### [ENTRIES]
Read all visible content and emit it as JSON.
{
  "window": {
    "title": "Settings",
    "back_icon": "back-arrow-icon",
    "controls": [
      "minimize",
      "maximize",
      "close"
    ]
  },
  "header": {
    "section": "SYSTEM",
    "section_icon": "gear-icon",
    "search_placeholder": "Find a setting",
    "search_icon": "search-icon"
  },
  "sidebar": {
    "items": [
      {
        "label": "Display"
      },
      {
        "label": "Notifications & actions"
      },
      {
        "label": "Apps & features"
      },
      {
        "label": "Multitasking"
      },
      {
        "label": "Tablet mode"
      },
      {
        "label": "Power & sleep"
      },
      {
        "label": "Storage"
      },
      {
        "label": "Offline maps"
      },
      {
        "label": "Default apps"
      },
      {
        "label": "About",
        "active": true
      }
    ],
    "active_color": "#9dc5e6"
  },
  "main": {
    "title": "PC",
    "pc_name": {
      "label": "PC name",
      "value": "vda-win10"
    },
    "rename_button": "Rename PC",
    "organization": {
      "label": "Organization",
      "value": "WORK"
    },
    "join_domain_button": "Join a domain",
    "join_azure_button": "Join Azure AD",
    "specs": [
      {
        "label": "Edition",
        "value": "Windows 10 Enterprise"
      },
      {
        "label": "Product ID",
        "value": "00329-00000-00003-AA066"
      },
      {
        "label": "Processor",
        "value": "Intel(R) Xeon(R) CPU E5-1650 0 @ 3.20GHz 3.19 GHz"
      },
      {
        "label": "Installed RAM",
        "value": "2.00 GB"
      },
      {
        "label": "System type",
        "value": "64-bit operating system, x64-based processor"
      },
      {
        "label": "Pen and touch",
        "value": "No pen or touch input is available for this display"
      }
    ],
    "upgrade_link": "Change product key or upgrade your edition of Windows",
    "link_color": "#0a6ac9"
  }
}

### [GIVEN INSTRUCTION]
Reproduce each entry above exactly, keeping every word.

### [EXPECTED ANSWER]
Read all visible content and emit it as JSON.
{
  "window": {
    "title": "Settings",
    "back_icon": "back-arrow-icon",
    "controls": [
      "minimize",
      "maximize",
      "close"
    ]
  },
  "header": {
    "section": "SYSTEM",
    "section_icon": "gear-icon",
    "search_placeholder": "Find a setting",
    "search_icon": "search-icon"
  },
  "sidebar": {
    "items": [
      {
        "label": "Display"
      },
      {
        "label": "Notifications & actions"
      },
      {
        "label": "Apps & features"
      },
      {
        "label": "Multitasking"
      },
      {
        "label": "Tablet mode"
      },
      {
        "label": "Power & sleep"
      },
      {
        "label": "Storage"
      },
      {
        "label": "Offline maps"
      },
      {
        "label": "Default apps"
      },
      {
        "label": "About",
        "active": true
      }
    ],
    "active_color": "#9dc5e6"
  },
  "main": {
    "title": "PC",
    "pc_name": {
      "label": "PC name",
      "value": "vda-win10"
    },
    "rename_button": "Rename PC",
    "organization": {
      "label": "Organization",
      "value": "WORK"
    },
    "join_domain_button": "Join a domain",
    "join_azure_button": "Join Azure AD",
    "specs": [
      {
        "label": "Edition",
        "value": "Windows 10 Enterprise"
      },
      {
        "label": "Product ID",
        "value": "00329-00000-00003-AA066"
      },
      {
        "label": "Processor",
        "value": "Intel(R) Xeon(R) CPU E5-1650 0 @ 3.20GHz 3.19 GHz"
      },
      {
        "label": "Installed RAM",
        "value": "2.00 GB"
      },
      {
        "label": "System type",
        "value": "64-bit operating system, x64-based processor"
      },
      {
        "label": "Pen and touch",
        "value": "No pen or touch input is available for this display"
      }
    ],
    "upgrade_link": "Change product key or upgrade your edition of Windows",
    "link_color": "#0a6ac9"
  }
}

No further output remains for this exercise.